*FRAGMENTO PROPORCIONADO*:
—————

La historia de Riccardi pone sobre la mesa muchas preguntas incómodas. ¿Cómo puede una persona desaparecer durante más de un año sin que nadie la eche de menos? ¿Dónde estaba su familia más directa? ¿Y sus demás parientes? ¿Por qué aún había electricidad en la casa? Independientemente de cuáles sean las respuestas a estas y otras preguntas, lo que está claro es que Riccardi era una persona sola cuya vida puede resumirse en una palabra: alienación. La cuestión es que Riccardi era ciego, así que realmente nunca veíala televisión; necesitaba esa realidad virtual para cubrir su necesidad de sentirse acompañado. Es más, sus “frecuentes arrebatos y conducta paranoica” podrían haber sido la causa, en parte, de que la gente se alejara de él.2

Edvard Munch, Los solitarios, óleo sobre lienzo, 1935.

 

Aunque esta historia es trágica y extrema, nos recuerda lo fría y solitaria que puede ser la vida para millones de personas en el mundo. Ni siquiera aquellos que tienen una vida organizada son inmunes a los golpes de la soledad y la alienación. La cosmovisión cristiana atestigua que la alienación nos afecta en tres esferas. Estamos alienados de nosotros mismos, de los demásy, más significativo aún, alienados de Dios. Esa es la realidad en la que nos encontramos. El proceso de restauración incluye las tres dimensiones, pero empieza con una relación adecuada con Dios. No podemos llevarnos bien con nosotros mismos o con los demás hasta que no nos reconciliemos con Dios. Las buenas noticias del evangelio cristiano es que todo aquel que quiera puede experimentar una restauración abundante.

El encuentro que Jesús tuvo con otro hombre profundamente herido ilustra muy bien este proceso. Este hombre vivía en un cementerio. Sus familiares, y probablemente sus amigos, habían intentado encadenarlo para que no se marchara de casa, sin éxito alguno. Prefería vivir entre las tumbas (alienado de los demás), cortarse con piedras y esconder su identidad detrás de un nuevo nombre, “Legión” (alienado de sí mismo). Su cuerpo y su mente estaban bajo el control de los agentes de Satán, y su vida ya no le pertenecía (alienado de Dios). Hizo falta un encuentro con Jesús para que el hombre quedara totalmente restaurado, “vestido y en su sano juicio” (Marcos 5:15). Solo entonces podría seguir la orden de Jesús de volver a su casa a contarles a los suyos lo que Dios había hecho por él.

—————

[Listados de elementos y regiones]
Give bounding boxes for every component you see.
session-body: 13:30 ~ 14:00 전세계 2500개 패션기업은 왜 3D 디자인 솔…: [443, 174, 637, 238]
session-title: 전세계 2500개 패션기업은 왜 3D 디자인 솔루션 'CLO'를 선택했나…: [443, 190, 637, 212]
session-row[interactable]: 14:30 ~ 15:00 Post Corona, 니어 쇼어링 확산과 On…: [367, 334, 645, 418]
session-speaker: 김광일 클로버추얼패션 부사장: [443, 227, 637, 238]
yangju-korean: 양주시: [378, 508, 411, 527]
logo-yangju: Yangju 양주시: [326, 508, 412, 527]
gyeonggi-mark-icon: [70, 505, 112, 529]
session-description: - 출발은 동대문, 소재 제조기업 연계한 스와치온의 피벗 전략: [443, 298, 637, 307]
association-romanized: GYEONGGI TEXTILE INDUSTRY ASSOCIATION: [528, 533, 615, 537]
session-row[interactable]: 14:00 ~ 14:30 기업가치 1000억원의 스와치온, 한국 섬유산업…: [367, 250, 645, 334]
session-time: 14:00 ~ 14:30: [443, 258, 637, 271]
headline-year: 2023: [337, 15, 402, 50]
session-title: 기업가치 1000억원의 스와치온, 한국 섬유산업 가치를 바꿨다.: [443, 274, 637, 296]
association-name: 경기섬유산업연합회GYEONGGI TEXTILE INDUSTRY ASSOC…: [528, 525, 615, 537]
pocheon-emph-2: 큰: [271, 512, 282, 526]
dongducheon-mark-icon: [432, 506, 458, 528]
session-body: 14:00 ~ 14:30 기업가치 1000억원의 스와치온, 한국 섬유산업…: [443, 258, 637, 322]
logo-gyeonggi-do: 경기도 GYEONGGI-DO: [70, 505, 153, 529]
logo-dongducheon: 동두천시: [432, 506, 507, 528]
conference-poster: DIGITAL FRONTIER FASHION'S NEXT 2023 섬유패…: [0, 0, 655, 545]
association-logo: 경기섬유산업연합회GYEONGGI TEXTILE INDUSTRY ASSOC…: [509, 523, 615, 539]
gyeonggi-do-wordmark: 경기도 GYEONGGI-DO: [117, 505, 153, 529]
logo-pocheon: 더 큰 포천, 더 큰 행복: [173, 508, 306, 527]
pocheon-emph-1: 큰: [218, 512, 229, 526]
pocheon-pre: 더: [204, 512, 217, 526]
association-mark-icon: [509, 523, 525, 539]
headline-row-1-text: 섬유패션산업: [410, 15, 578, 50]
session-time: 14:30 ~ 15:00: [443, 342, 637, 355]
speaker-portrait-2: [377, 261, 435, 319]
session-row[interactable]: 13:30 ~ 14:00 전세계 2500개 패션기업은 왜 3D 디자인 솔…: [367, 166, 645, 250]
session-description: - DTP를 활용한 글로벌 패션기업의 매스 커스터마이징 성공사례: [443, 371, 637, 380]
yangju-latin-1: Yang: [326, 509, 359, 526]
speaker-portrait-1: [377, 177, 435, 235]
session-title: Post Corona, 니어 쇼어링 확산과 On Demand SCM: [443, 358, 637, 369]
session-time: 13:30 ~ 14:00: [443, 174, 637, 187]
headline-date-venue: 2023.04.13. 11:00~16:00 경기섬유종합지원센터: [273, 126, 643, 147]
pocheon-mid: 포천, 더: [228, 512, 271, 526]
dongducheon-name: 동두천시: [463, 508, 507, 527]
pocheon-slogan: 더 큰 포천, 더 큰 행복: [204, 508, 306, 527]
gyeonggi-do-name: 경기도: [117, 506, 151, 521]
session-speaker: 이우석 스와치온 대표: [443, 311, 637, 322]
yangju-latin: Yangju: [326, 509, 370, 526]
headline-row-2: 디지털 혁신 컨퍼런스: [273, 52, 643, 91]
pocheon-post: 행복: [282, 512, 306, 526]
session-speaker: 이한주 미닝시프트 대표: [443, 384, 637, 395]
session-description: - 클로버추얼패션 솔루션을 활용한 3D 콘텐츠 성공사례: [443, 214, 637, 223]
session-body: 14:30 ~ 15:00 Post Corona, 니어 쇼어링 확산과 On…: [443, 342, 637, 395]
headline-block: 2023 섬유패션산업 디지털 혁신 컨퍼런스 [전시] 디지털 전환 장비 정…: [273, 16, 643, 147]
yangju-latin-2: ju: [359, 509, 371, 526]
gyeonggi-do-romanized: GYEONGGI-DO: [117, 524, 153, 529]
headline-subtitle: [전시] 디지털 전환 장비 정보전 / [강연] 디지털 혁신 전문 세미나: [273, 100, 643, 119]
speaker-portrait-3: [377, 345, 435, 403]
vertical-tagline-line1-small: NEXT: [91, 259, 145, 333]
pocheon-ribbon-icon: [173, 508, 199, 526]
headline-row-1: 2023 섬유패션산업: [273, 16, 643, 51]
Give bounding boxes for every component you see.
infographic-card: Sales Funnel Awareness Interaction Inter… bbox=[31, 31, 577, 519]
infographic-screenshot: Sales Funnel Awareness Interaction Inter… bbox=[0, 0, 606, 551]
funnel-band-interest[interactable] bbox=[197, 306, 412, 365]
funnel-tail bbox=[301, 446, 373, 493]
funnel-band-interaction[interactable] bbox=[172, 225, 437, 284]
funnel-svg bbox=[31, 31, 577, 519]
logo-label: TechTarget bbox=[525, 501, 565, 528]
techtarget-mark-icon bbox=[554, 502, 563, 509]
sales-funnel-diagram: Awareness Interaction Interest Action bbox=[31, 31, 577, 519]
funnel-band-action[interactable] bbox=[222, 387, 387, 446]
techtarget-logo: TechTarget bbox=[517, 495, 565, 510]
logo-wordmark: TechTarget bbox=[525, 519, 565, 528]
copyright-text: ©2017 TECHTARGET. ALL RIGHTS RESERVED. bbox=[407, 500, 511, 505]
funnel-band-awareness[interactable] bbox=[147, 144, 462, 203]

—————

*TAREAS A REALIZAR*:
1: Según el fragmento sobre la soledad y la alienación, ¿por qué el proceso de restauración empieza con una relación adecuada con Dios? Responde en una a tres oraciones.
2: En el fragmento sobre la soledad y la alienación, ¿qué nombre usaba el hombre que vivía en el cementerio para esconder su identidad?
3: Prosigue el texto sobre la soledad y la alienación a partir de su última oración.

*RESPUESTAS DEL EJERCICIO*:
1: El proceso empieza con una relación adecuada con Dios porque no podemos llevarnos bien con nosotros mismos ni con los demás hasta que nos reconciliemos con Dios.

2: Usaba el nombre "Legión".

3:
Hoy, el proceso de restauración sigue funcionando del mismo modo. Hasta que no nos reconciliemos con Dios, no lograremos alcanzar nuestro verdadero potencial ni encontraremos nuestra verdadera identidad. Ningún gadgeto realidad virtual pueden solucionar nuestro problema, pues han sido creados por nosotros mismos. Son como ese mensaje en una botella que recibe entusiasmado un náufrago en una isla desierta, solo para darse cuenta de que se trata de la llamada de auxilio que él mismo había lanzado meses atrás. Tal como oró Agustín de Hipona, “Nos has hecho para Ti y nuestros corazones estarán inquietos hasta que descansen en Ti”. Somos criaturas finitas, creadas para estar conectadas a un Ser Infinito, y ningún sustituto finito podrá cubrir nuestros anhelos más profundos. Intentar cubrir nuestras necesidades más profundas sin Cristo es como intentar calmar nuestra sed con agua salada: cuanta más bebemos, más sed tenemos. Y así es como acabamos cayendo en todo tipo de adicciones.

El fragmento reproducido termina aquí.